* Start Listed records *
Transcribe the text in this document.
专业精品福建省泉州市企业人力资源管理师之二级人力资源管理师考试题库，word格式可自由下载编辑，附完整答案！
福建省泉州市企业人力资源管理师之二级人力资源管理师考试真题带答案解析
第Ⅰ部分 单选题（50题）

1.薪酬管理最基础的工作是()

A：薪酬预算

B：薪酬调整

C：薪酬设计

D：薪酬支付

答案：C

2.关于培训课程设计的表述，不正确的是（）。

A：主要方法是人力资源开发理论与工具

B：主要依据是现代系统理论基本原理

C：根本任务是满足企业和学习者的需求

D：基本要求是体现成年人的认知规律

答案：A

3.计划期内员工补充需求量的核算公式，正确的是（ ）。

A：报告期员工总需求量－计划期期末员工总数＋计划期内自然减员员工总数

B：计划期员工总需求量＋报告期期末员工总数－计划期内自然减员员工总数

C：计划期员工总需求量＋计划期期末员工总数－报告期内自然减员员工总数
* End Listed records *
* Start Listed records *
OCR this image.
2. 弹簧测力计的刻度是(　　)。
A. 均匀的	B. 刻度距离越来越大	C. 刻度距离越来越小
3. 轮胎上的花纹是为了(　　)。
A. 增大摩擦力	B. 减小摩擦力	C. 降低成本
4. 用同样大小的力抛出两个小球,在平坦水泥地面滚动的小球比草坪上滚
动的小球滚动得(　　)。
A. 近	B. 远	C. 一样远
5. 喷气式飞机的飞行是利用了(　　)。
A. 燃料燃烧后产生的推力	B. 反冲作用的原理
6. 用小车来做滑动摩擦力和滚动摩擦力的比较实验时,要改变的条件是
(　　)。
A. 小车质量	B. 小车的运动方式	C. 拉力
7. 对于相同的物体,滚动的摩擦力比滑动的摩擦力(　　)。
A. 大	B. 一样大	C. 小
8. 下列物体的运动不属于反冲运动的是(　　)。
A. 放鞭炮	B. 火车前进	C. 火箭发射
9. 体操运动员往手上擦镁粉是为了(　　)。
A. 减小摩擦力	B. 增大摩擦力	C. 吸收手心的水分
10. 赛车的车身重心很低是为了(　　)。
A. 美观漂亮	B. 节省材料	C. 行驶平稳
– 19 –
* End Listed records *
* Start Listed records *
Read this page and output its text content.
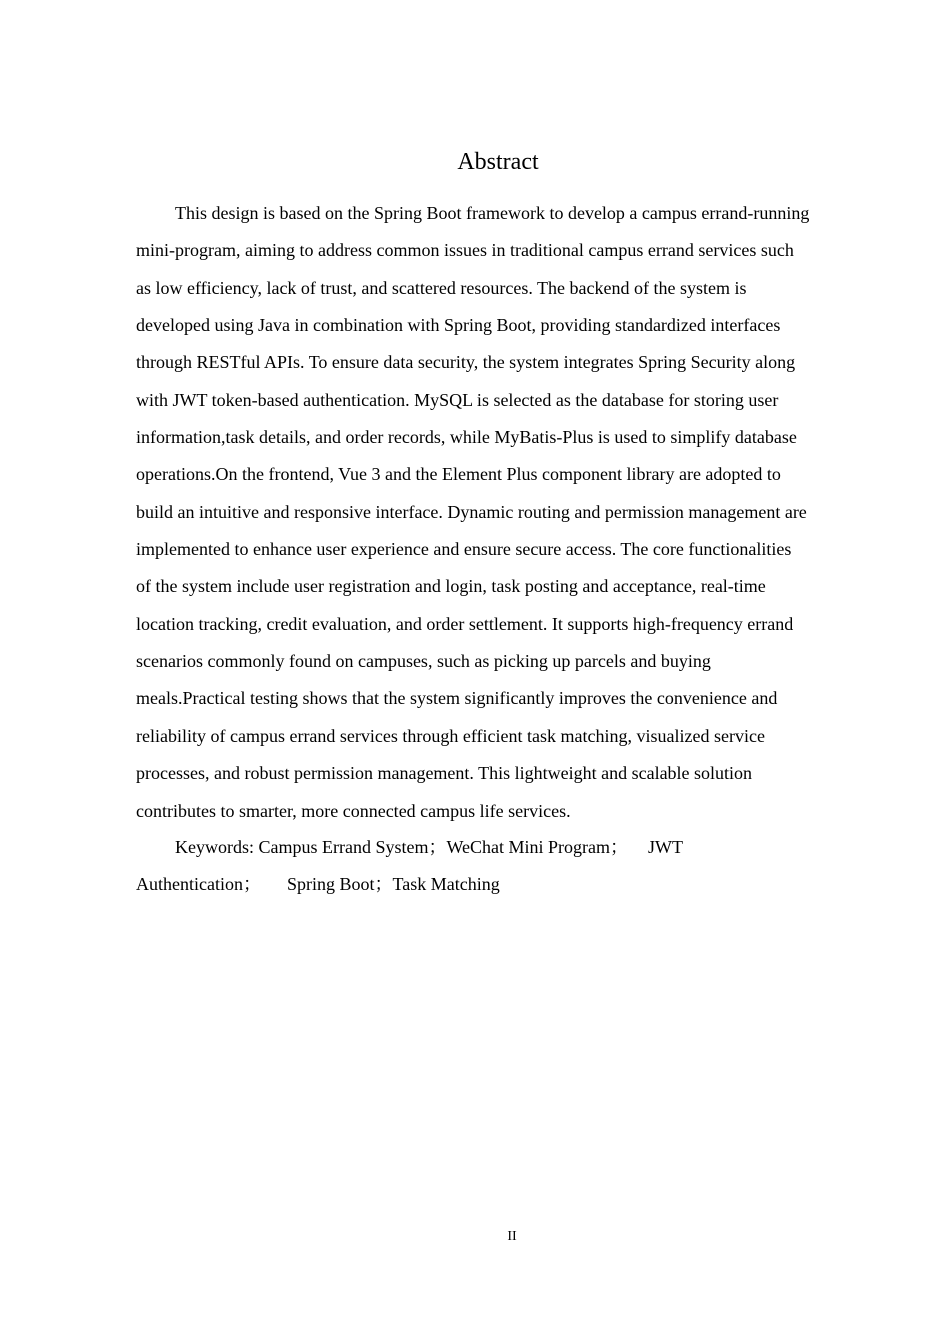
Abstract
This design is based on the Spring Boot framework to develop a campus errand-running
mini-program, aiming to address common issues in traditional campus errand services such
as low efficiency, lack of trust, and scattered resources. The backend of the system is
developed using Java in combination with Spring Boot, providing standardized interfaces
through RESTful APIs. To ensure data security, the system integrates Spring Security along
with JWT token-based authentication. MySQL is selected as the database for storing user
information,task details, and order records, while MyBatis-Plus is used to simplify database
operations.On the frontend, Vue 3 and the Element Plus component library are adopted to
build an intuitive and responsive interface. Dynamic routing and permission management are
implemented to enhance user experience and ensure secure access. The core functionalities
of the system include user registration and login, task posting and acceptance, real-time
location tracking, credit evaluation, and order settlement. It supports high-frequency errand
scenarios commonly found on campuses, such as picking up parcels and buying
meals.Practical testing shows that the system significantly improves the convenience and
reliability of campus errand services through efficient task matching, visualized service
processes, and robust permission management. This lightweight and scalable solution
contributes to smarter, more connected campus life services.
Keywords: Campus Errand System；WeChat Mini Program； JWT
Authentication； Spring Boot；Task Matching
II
* End Listed records *
- Exercise prompt -
Find each line holding the string "such" and copy it out.

- The completed task -
mini-program, aiming to address common issues in traditional campus errand services such
scenarios commonly found on campuses, such as picking up parcels and buying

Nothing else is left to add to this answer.